------ Material supplied ------

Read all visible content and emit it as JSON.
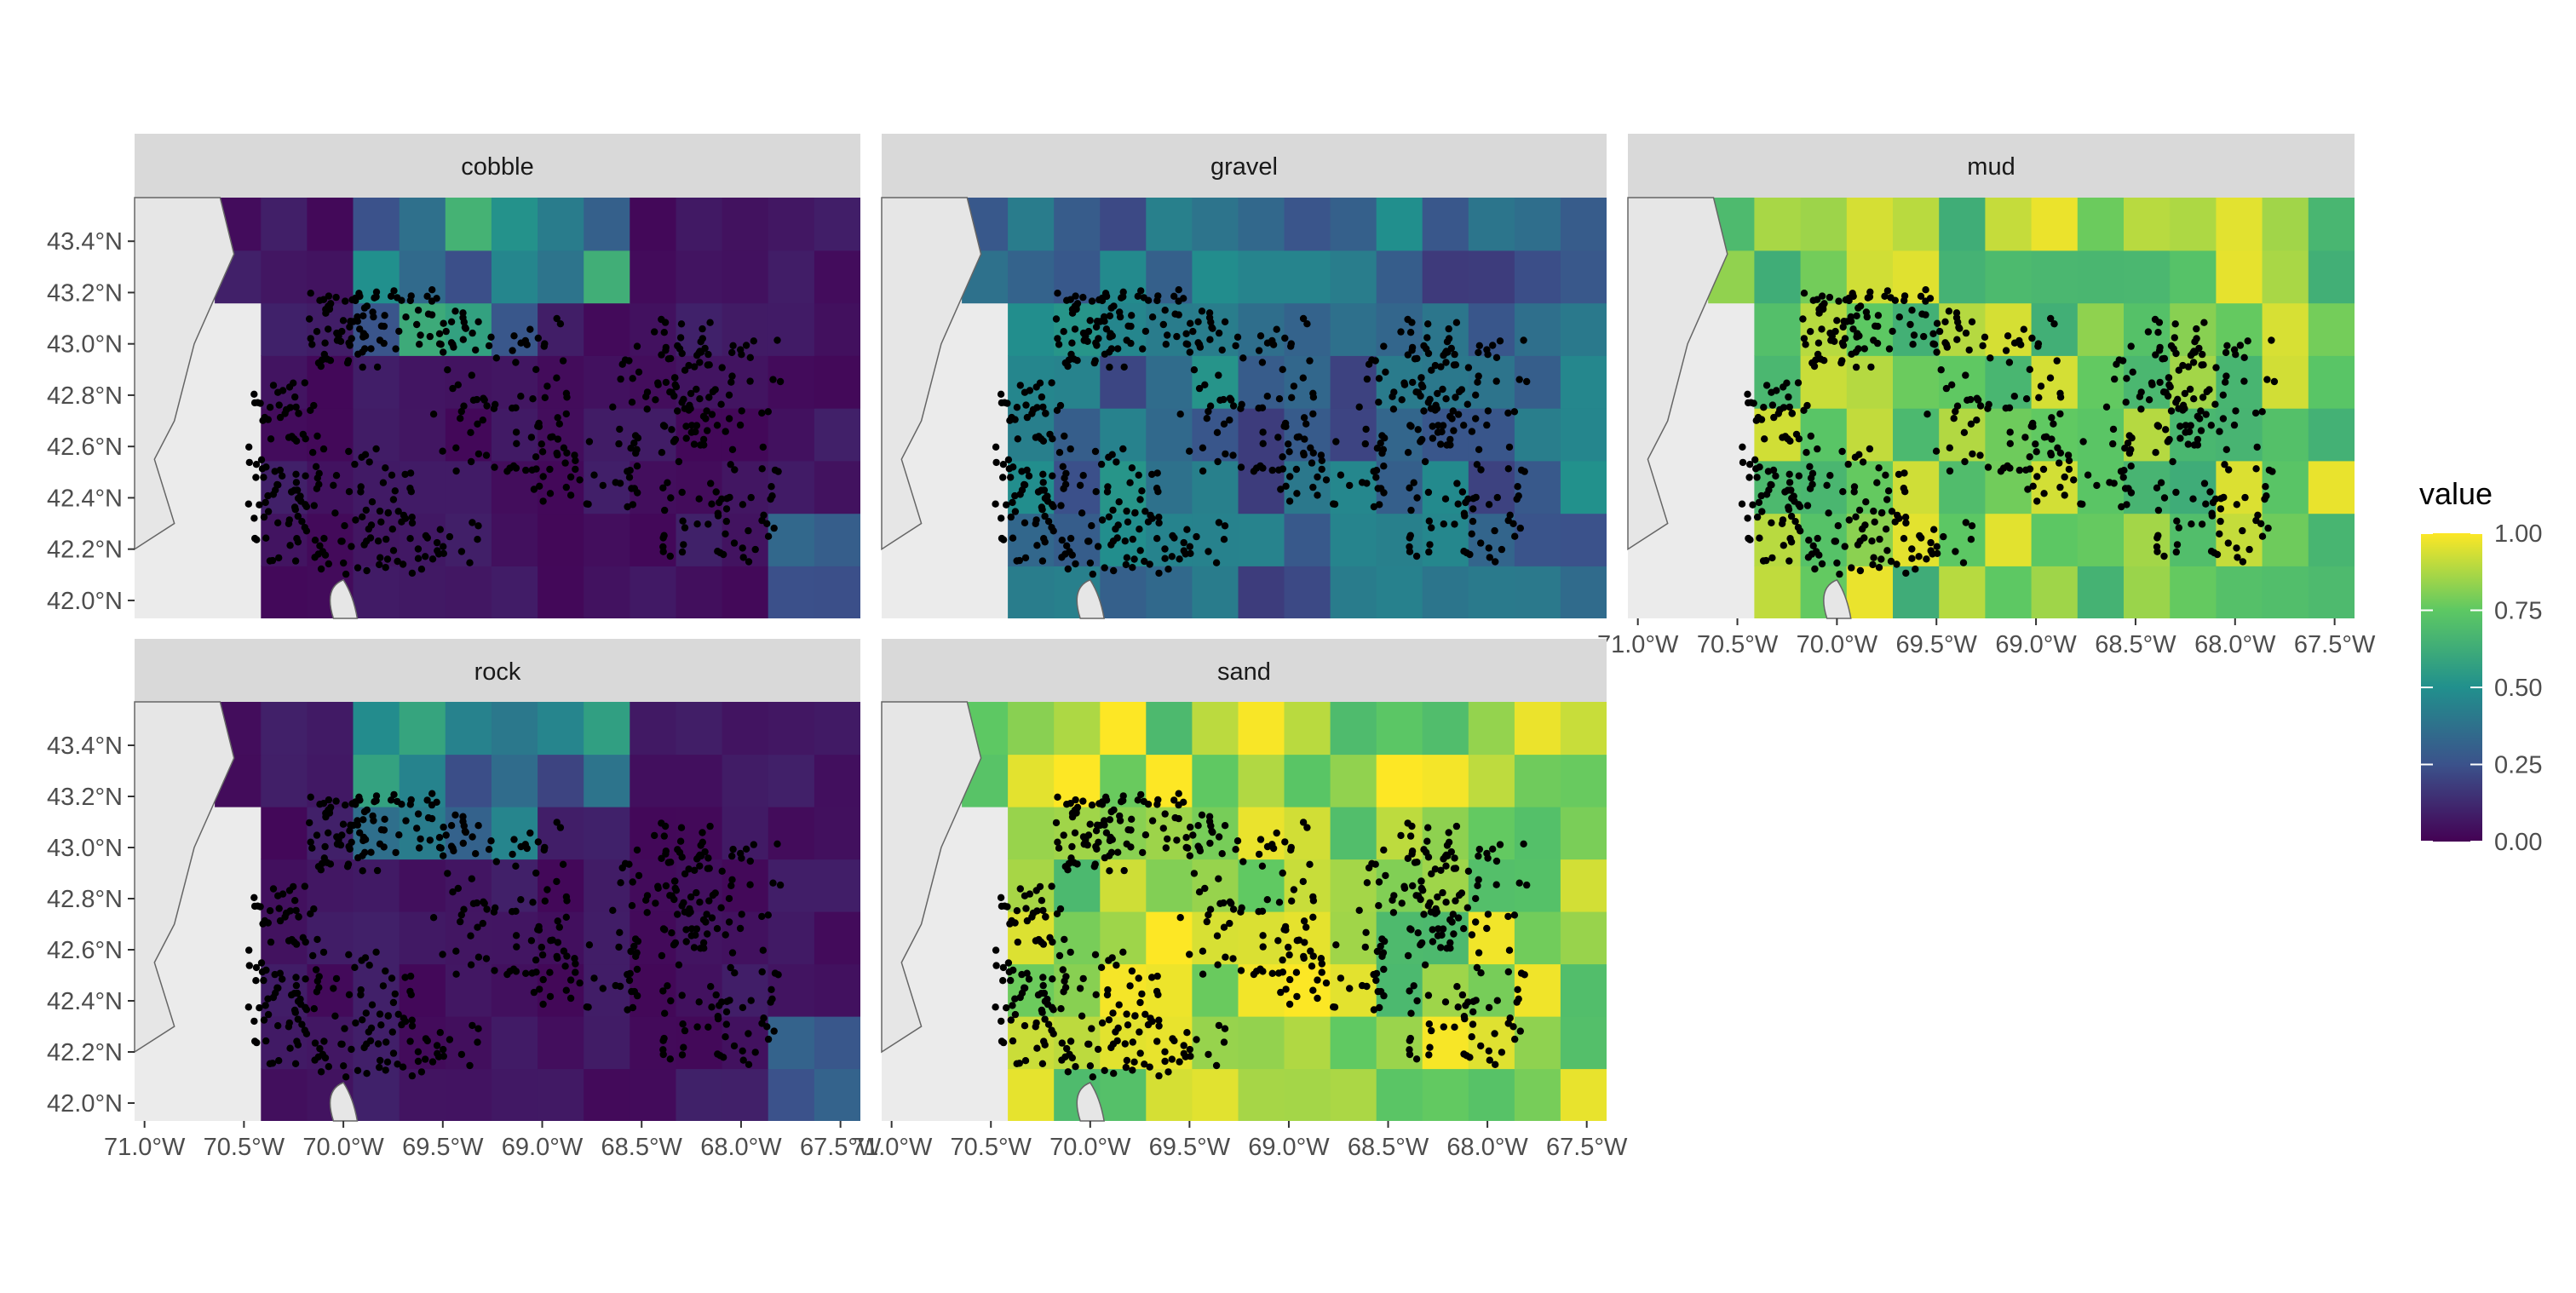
{
  "chart_data": {
    "type": "heatmap",
    "facets": [
      "cobble",
      "gravel",
      "mud",
      "rock",
      "sand"
    ],
    "x_ticks": [
      -71.0,
      -70.5,
      -70.0,
      -69.5,
      -69.0,
      -68.5,
      -68.0,
      -67.5
    ],
    "x_tick_labels": [
      "71.0°W",
      "70.5°W",
      "70.0°W",
      "69.5°W",
      "69.0°W",
      "68.5°W",
      "68.0°W",
      "67.5°W"
    ],
    "y_ticks": [
      42.0,
      42.2,
      42.4,
      42.6,
      42.8,
      43.0,
      43.2,
      43.4
    ],
    "y_tick_labels": [
      "42.0°N",
      "42.2°N",
      "42.4°N",
      "42.6°N",
      "42.8°N",
      "43.0°N",
      "43.2°N",
      "43.4°N"
    ],
    "xlim": [
      -71.05,
      -67.4
    ],
    "ylim": [
      41.93,
      43.57
    ],
    "legend": {
      "title": "value",
      "breaks": [
        "0.00",
        "0.25",
        "0.50",
        "0.75",
        "1.00"
      ],
      "placement": "right",
      "colors": [
        "#440154",
        "#3b528b",
        "#21908d",
        "#5dc863",
        "#fde725"
      ]
    },
    "mean_value": {
      "cobble": 0.05,
      "gravel": 0.35,
      "mud": 0.8,
      "rock": 0.05,
      "sand": 0.85
    },
    "grid": false,
    "points": "black dots (sampling stations) overlaid on every facet"
  }
}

------

### [Problem statement]
Reproduce every line above as written, skipping pictures.

### [Output below]
Read all visible content and emit it as JSON.
{
  "chart_data": {
    "type": "heatmap",
    "facets": [
      "cobble",
      "gravel",
      "mud",
      "rock",
      "sand"
    ],
    "x_ticks": [
      -71.0,
      -70.5,
      -70.0,
      -69.5,
      -69.0,
      -68.5,
      -68.0,
      -67.5
    ],
    "x_tick_labels": [
      "71.0°W",
      "70.5°W",
      "70.0°W",
      "69.5°W",
      "69.0°W",
      "68.5°W",
      "68.0°W",
      "67.5°W"
    ],
    "y_ticks": [
      42.0,
      42.2,
      42.4,
      42.6,
      42.8,
      43.0,
      43.2,
      43.4
    ],
    "y_tick_labels": [
      "42.0°N",
      "42.2°N",
      "42.4°N",
      "42.6°N",
      "42.8°N",
      "43.0°N",
      "43.2°N",
      "43.4°N"
    ],
    "xlim": [
      -71.05,
      -67.4
    ],
    "ylim": [
      41.93,
      43.57
    ],
    "legend": {
      "title": "value",
      "breaks": [
        "0.00",
        "0.25",
        "0.50",
        "0.75",
        "1.00"
      ],
      "placement": "right",
      "colors": [
        "#440154",
        "#3b528b",
        "#21908d",
        "#5dc863",
        "#fde725"
      ]
    },
    "mean_value": {
      "cobble": 0.05,
      "gravel": 0.35,
      "mud": 0.8,
      "rock": 0.05,
      "sand": 0.85
    },
    "grid": false,
    "points": "black dots (sampling stations) overlaid on every facet"
  }
}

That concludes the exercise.